Information supplied:
** Start **
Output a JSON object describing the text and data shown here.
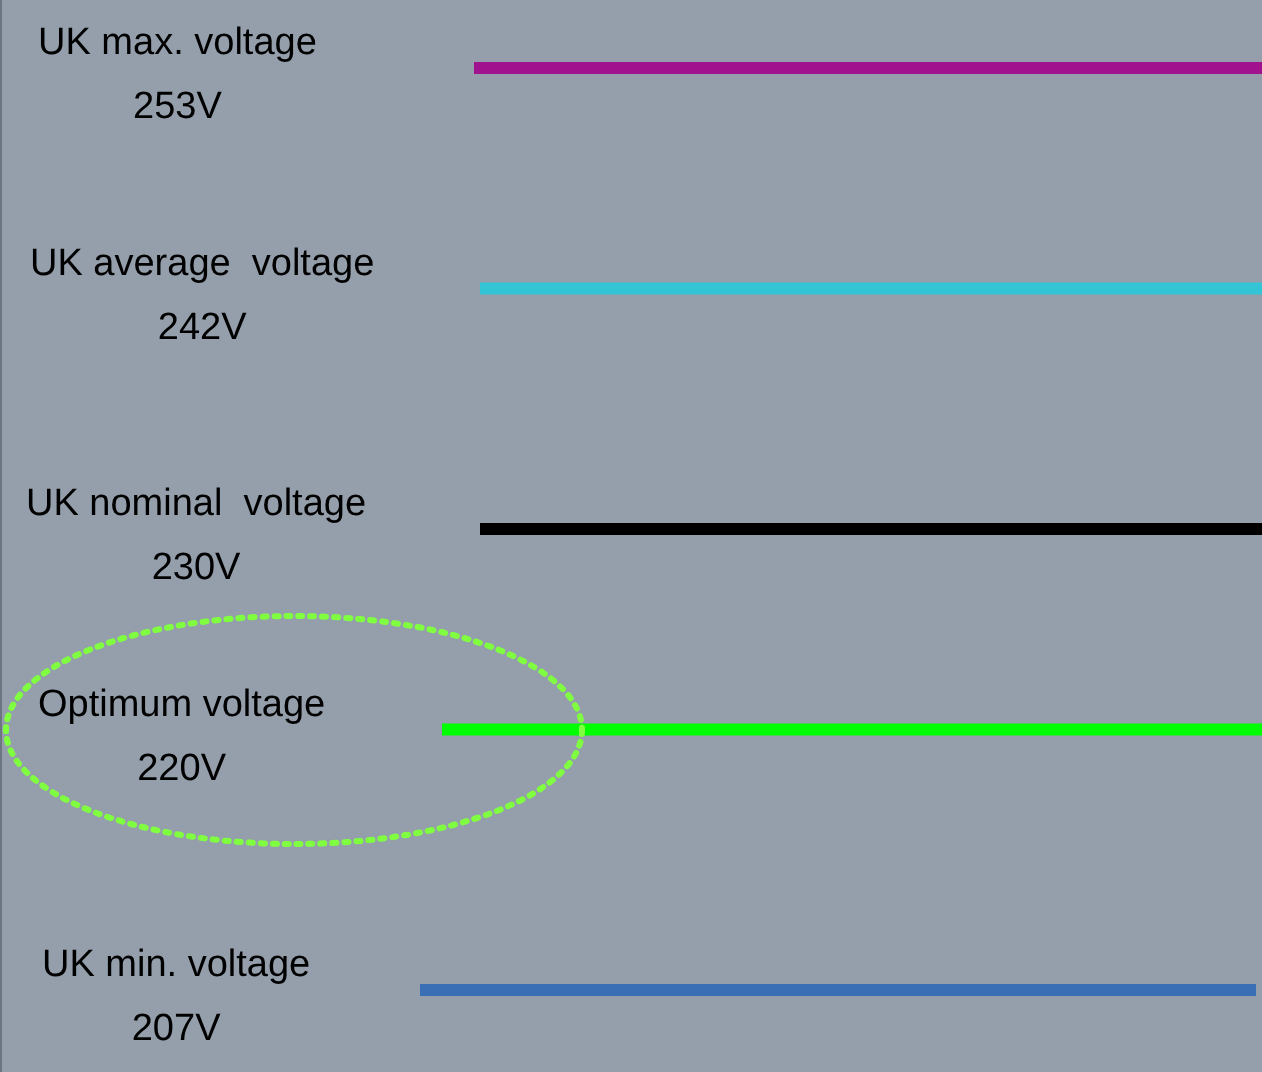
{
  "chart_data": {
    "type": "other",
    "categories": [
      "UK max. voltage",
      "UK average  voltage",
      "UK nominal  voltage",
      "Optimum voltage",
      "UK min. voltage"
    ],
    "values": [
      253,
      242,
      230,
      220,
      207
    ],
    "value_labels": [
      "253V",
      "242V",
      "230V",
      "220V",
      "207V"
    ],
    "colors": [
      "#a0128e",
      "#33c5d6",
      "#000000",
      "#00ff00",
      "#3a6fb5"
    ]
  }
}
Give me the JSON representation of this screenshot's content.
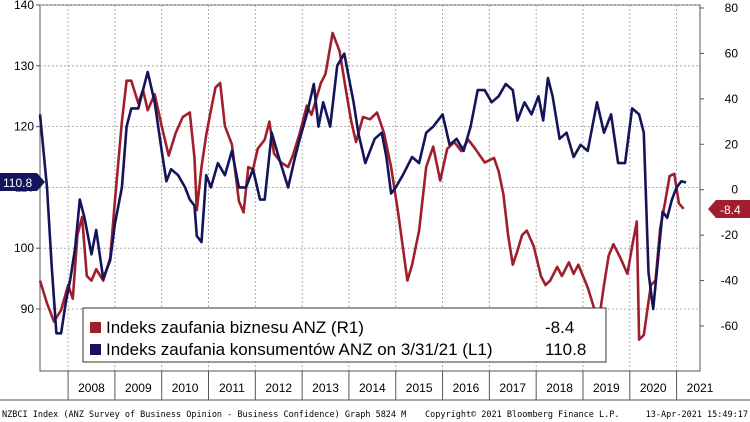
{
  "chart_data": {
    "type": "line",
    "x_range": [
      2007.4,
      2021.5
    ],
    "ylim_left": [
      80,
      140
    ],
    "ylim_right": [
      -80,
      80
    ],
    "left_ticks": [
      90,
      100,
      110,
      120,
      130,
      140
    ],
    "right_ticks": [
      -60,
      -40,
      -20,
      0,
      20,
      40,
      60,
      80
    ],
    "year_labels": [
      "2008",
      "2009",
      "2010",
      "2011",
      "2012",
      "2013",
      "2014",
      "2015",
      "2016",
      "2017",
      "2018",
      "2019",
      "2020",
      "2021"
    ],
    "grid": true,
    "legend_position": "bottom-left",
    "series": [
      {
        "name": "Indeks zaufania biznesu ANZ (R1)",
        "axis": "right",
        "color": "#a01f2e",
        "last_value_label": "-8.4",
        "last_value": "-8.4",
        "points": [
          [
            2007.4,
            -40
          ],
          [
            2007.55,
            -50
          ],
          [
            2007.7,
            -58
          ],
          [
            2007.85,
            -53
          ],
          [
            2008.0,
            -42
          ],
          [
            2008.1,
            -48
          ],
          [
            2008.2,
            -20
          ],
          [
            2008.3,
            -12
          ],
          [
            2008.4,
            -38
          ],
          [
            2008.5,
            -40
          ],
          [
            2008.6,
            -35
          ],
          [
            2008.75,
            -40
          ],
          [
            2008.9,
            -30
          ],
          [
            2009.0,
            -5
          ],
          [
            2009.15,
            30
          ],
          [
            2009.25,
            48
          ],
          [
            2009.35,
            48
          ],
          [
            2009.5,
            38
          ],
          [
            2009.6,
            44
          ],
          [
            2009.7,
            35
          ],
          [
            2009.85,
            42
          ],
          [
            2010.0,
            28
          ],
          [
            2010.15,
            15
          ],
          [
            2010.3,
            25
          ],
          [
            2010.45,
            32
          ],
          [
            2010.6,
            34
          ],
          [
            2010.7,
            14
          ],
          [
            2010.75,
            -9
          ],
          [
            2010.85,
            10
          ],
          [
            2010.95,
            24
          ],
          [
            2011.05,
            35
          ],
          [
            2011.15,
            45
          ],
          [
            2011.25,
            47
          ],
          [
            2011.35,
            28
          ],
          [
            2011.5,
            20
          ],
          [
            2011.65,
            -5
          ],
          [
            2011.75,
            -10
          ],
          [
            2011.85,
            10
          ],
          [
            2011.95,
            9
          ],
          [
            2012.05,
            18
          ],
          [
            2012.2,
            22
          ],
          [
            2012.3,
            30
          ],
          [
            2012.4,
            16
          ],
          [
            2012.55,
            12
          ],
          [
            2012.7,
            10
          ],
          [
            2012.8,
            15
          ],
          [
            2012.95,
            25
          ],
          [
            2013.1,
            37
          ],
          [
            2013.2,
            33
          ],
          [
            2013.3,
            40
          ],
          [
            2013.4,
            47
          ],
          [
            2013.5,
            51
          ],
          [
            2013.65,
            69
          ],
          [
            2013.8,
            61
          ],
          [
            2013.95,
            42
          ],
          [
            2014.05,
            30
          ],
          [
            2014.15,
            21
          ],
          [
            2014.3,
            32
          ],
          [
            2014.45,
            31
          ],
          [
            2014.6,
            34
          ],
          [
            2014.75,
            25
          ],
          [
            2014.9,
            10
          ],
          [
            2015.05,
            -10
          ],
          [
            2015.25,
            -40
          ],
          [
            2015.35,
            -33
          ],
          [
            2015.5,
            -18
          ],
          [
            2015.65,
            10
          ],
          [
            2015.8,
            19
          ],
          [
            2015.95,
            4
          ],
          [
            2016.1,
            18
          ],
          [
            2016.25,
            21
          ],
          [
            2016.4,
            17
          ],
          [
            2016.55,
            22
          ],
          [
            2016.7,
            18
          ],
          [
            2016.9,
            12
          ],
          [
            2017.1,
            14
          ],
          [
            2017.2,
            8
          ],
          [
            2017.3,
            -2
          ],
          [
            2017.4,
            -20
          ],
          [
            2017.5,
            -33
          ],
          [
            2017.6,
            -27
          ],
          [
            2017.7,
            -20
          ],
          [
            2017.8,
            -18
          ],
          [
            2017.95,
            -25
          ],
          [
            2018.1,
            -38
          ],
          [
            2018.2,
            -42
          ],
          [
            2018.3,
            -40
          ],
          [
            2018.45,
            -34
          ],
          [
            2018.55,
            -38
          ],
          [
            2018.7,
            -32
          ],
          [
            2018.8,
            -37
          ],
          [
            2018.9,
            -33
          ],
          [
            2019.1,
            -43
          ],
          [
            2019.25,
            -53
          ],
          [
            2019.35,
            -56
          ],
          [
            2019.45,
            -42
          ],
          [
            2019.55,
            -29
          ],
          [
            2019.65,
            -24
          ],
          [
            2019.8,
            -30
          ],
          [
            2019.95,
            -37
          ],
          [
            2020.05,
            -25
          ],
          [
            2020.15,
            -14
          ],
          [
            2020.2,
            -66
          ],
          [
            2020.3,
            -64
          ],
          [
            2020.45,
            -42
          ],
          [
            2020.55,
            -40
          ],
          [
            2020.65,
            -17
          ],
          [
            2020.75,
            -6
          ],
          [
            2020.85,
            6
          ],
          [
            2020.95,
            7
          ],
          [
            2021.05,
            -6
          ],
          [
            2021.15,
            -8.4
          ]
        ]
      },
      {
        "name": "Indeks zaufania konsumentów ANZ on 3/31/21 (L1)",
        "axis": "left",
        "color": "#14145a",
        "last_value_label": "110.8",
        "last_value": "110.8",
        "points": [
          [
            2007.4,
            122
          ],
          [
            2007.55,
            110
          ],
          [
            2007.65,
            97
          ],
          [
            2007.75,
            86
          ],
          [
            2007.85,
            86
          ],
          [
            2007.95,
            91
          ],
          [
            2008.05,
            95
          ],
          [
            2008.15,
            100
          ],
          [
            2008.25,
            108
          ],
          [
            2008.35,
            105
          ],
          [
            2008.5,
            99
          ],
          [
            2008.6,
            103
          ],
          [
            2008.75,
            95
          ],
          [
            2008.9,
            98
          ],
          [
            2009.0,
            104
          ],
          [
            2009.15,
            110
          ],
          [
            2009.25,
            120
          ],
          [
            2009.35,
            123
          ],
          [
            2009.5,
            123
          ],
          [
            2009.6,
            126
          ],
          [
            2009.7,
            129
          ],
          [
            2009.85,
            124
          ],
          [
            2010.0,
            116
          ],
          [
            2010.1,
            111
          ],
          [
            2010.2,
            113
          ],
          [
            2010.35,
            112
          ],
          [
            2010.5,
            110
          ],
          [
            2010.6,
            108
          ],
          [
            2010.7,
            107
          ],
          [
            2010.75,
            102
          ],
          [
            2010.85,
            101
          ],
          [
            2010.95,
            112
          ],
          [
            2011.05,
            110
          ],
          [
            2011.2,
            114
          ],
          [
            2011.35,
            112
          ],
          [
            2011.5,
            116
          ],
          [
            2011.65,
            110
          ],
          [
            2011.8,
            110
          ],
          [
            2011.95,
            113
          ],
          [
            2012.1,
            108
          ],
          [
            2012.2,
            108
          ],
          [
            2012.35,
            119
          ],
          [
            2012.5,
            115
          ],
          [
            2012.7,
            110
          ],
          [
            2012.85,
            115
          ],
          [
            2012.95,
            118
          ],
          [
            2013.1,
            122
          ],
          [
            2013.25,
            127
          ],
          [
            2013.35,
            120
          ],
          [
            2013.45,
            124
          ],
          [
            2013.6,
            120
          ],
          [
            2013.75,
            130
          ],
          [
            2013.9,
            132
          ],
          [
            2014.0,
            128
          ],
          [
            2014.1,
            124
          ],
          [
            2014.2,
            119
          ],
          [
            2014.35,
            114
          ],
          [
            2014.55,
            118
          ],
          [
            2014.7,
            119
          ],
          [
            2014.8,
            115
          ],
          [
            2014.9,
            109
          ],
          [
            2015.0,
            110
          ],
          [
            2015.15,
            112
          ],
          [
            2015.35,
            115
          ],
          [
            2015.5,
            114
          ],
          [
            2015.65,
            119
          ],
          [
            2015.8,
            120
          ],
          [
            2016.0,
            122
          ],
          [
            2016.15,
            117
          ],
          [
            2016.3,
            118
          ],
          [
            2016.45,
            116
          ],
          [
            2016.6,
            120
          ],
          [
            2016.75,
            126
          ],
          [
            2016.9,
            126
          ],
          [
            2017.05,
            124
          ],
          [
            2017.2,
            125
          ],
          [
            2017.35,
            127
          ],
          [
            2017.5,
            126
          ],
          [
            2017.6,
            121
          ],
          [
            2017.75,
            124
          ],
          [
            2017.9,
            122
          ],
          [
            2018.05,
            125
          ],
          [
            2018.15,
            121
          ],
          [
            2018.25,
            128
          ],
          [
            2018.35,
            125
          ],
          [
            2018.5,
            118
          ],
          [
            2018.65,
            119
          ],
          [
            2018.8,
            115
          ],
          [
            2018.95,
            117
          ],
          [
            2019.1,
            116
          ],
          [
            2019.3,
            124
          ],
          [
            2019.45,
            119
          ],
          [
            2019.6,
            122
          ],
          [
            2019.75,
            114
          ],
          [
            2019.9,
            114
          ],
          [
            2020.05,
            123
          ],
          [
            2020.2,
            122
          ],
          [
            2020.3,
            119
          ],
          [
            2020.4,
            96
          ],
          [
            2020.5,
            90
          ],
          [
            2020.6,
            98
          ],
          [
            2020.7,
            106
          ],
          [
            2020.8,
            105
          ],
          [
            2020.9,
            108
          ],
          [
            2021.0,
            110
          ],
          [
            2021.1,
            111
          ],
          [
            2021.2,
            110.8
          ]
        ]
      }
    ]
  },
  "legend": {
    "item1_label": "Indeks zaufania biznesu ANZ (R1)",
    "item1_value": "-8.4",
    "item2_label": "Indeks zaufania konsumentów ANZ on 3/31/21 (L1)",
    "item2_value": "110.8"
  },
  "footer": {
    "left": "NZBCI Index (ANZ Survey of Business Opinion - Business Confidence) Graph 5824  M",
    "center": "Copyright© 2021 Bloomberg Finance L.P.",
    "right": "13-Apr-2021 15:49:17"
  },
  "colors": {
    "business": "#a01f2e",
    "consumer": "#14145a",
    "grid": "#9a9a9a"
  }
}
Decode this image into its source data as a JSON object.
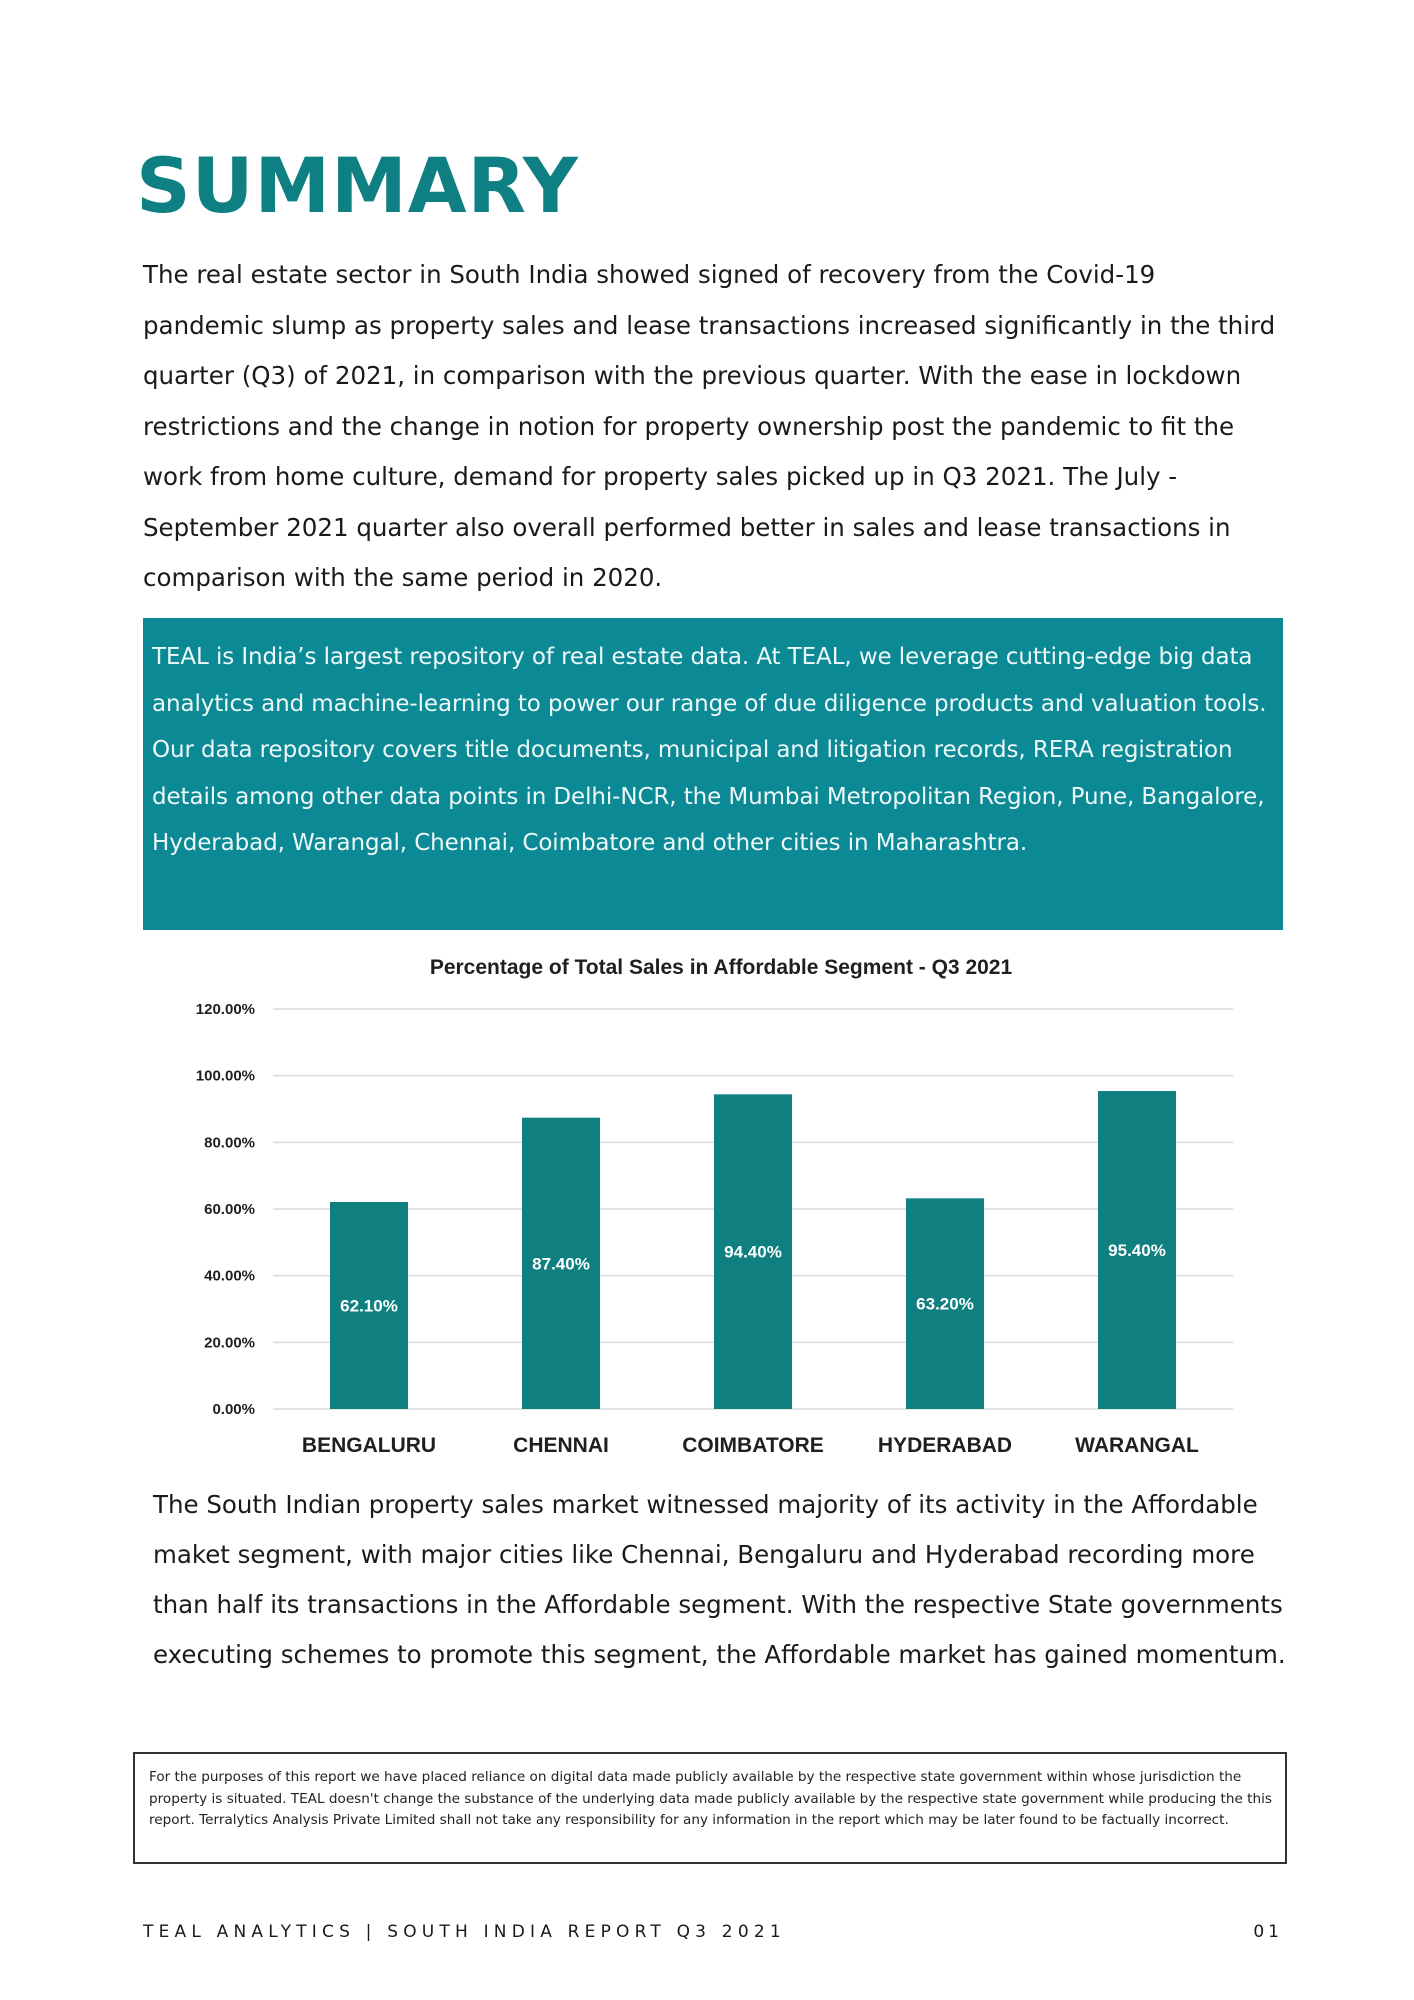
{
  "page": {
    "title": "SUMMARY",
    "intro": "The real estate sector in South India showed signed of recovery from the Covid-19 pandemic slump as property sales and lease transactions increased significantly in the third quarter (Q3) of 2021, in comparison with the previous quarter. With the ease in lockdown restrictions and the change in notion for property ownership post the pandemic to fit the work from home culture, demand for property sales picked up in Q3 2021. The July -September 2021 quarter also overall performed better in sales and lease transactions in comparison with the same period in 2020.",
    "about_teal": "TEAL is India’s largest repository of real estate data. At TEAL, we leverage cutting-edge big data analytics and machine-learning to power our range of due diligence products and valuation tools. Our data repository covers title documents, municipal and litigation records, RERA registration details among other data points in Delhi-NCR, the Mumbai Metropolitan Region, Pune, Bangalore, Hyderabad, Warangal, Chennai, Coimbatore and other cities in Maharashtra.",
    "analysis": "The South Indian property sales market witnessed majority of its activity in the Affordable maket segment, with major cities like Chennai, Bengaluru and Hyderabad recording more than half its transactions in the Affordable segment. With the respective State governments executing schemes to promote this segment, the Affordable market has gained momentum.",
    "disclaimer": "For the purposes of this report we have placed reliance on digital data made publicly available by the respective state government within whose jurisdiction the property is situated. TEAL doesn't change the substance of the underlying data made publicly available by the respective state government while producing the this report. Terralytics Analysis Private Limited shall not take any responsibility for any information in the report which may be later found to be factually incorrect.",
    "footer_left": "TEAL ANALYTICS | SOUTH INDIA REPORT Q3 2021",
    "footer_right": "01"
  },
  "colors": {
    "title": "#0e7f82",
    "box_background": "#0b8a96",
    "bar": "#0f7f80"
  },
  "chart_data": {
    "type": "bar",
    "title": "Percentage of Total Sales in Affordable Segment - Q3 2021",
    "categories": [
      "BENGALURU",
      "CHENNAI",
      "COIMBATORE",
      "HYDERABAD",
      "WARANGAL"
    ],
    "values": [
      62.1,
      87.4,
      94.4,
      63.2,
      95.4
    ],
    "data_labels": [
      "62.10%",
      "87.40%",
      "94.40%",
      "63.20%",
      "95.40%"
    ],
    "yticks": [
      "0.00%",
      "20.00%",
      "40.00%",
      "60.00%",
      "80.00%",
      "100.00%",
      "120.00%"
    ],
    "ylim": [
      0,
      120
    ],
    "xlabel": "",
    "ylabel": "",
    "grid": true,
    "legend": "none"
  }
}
** End **
Directive:
Show all lines above holding "Indeks".

Reply:
        "name": "Indeks zaufania biznesu ANZ (R1)",
        "name": "Indeks zaufania konsumentów ANZ on 3/31/21 (L1)",
    "item1_label": "Indeks zaufania biznesu ANZ (R1)",
    "item2_label": "Indeks zaufania konsumentów ANZ on 3/31/21 (L1)",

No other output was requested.